■ **AIM**
Images should be left out, and everything else in the listing reproduced exactly.

■ **PROVIDED RECORDS**
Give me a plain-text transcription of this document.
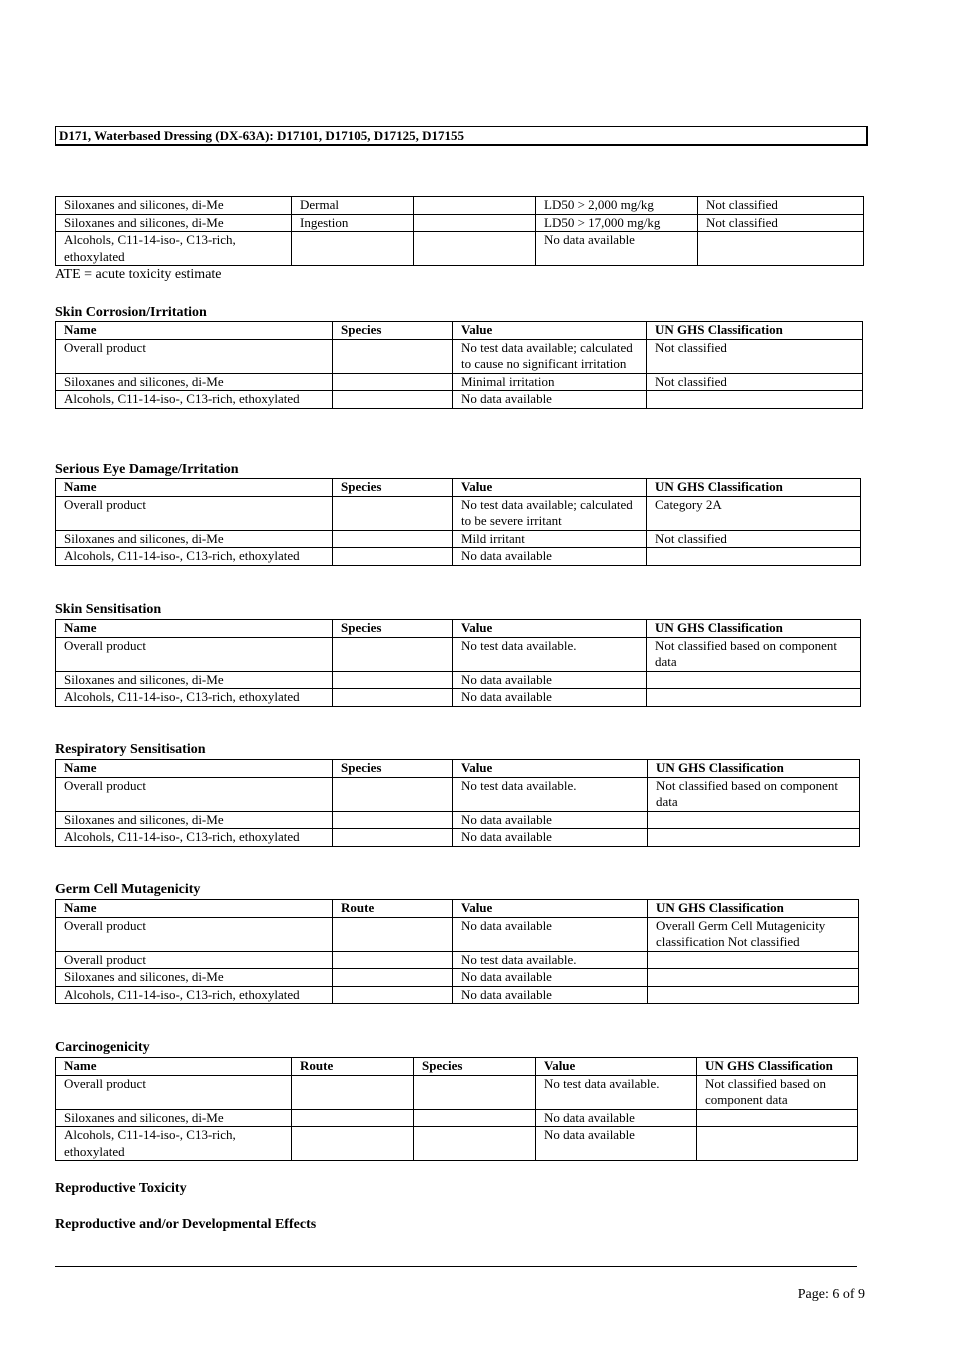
D171, Waterbased Dressing (DX-63A): D17101, D17105, D17125, D17155
Siloxanes and silicones, di-Me	Dermal		LD50 > 2,000 mg/kg	Not classified
Siloxanes and silicones, di-Me	Ingestion		LD50 > 17,000 mg/kg	Not classified
Alcohols, C11-14-iso-, C13-rich, ethoxylated			No data available	
ATE = acute toxicity estimate
Skin Corrosion/Irritation
Name	Species	Value	UN GHS Classification
Overall product		No test data available; calculated to cause no significant irritation	Not classified
Siloxanes and silicones, di-Me		Minimal irritation	Not classified
Alcohols, C11-14-iso-, C13-rich, ethoxylated		No data available	
Serious Eye Damage/Irritation
Name	Species	Value	UN GHS Classification
Overall product		No test data available; calculated to be severe irritant	Category 2A
Siloxanes and silicones, di-Me		Mild irritant	Not classified
Alcohols, C11-14-iso-, C13-rich, ethoxylated		No data available	
Skin Sensitisation
Name	Species	Value	UN GHS Classification
Overall product		No test data available.	Not classified based on component data
Siloxanes and silicones, di-Me		No data available	
Alcohols, C11-14-iso-, C13-rich, ethoxylated		No data available	
Respiratory Sensitisation
Name	Species	Value	UN GHS Classification
Overall product		No test data available.	Not classified based on component data
Siloxanes and silicones, di-Me		No data available	
Alcohols, C11-14-iso-, C13-rich, ethoxylated		No data available	
Germ Cell Mutagenicity
Name	Route	Value	UN GHS Classification
Overall product		No data available	Overall Germ Cell Mutagenicity classification Not classified
Overall product		No test data available.	
Siloxanes and silicones, di-Me		No data available	
Alcohols, C11-14-iso-, C13-rich, ethoxylated		No data available	
Carcinogenicity
Name	Route	Species	Value	UN GHS Classification
Overall product			No test data available.	Not classified based on component data
Siloxanes and silicones, di-Me			No data available	
Alcohols, C11-14-iso-, C13-rich, ethoxylated			No data available	
Reproductive Toxicity
Reproductive and/or Developmental Effects
Page: 6 of 9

■ **THE RESPONSE**
Give me a plain-text transcription of this document.
D171, Waterbased Dressing (DX-63A): D17101, D17105, D17125, D17155
Siloxanes and silicones, di-Me	Dermal		LD50 > 2,000 mg/kg	Not classified
Siloxanes and silicones, di-Me	Ingestion		LD50 > 17,000 mg/kg	Not classified
Alcohols, C11-14-iso-, C13-rich, ethoxylated			No data available	
ATE = acute toxicity estimate
Skin Corrosion/Irritation
Name	Species	Value	UN GHS Classification
Overall product		No test data available; calculated to cause no significant irritation	Not classified
Siloxanes and silicones, di-Me		Minimal irritation	Not classified
Alcohols, C11-14-iso-, C13-rich, ethoxylated		No data available	
Serious Eye Damage/Irritation
Name	Species	Value	UN GHS Classification
Overall product		No test data available; calculated to be severe irritant	Category 2A
Siloxanes and silicones, di-Me		Mild irritant	Not classified
Alcohols, C11-14-iso-, C13-rich, ethoxylated		No data available	
Skin Sensitisation
Name	Species	Value	UN GHS Classification
Overall product		No test data available.	Not classified based on component data
Siloxanes and silicones, di-Me		No data available	
Alcohols, C11-14-iso-, C13-rich, ethoxylated		No data available	
Respiratory Sensitisation
Name	Species	Value	UN GHS Classification
Overall product		No test data available.	Not classified based on component data
Siloxanes and silicones, di-Me		No data available	
Alcohols, C11-14-iso-, C13-rich, ethoxylated		No data available	
Germ Cell Mutagenicity
Name	Route	Value	UN GHS Classification
Overall product		No data available	Overall Germ Cell Mutagenicity classification Not classified
Overall product		No test data available.	
Siloxanes and silicones, di-Me		No data available	
Alcohols, C11-14-iso-, C13-rich, ethoxylated		No data available	
Carcinogenicity
Name	Route	Species	Value	UN GHS Classification
Overall product			No test data available.	Not classified based on component data
Siloxanes and silicones, di-Me			No data available	
Alcohols, C11-14-iso-, C13-rich, ethoxylated			No data available	
Reproductive Toxicity
Reproductive and/or Developmental Effects
Page: 6 of 9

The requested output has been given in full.